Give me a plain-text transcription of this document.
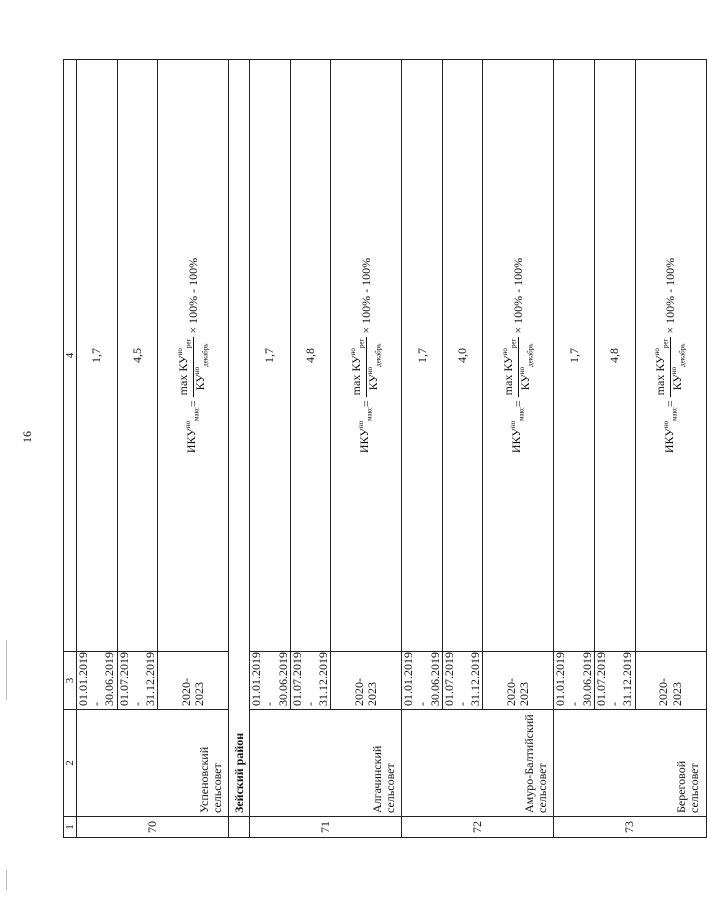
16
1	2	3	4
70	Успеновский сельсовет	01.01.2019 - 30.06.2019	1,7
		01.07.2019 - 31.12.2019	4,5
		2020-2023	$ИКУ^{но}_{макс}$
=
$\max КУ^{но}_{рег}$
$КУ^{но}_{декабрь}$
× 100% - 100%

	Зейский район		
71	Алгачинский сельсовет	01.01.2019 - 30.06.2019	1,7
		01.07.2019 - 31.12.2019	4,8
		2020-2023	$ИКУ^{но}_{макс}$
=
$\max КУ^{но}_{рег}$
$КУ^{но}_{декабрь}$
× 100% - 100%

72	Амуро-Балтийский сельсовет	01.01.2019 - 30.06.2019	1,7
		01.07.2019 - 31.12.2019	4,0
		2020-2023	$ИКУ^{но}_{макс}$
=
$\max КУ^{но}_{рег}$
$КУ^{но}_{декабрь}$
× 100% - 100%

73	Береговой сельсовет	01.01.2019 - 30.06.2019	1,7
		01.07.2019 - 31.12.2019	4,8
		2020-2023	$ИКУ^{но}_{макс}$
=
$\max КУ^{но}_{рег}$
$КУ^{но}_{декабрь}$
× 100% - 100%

INSTRUCTIONS FOR THE TASK - Copy out every line from the records that has the word "сельсовет".

REPLY TO THE TASK -
70	Успеновский сельсовет	01.01.2019 - 30.06.2019	1,7
71	Алгачинский сельсовет	01.01.2019 - 30.06.2019	1,7
72	Амуро-Балтийский сельсовет	01.01.2019 - 30.06.2019	1,7
73	Береговой сельсовет	01.01.2019 - 30.06.2019	1,7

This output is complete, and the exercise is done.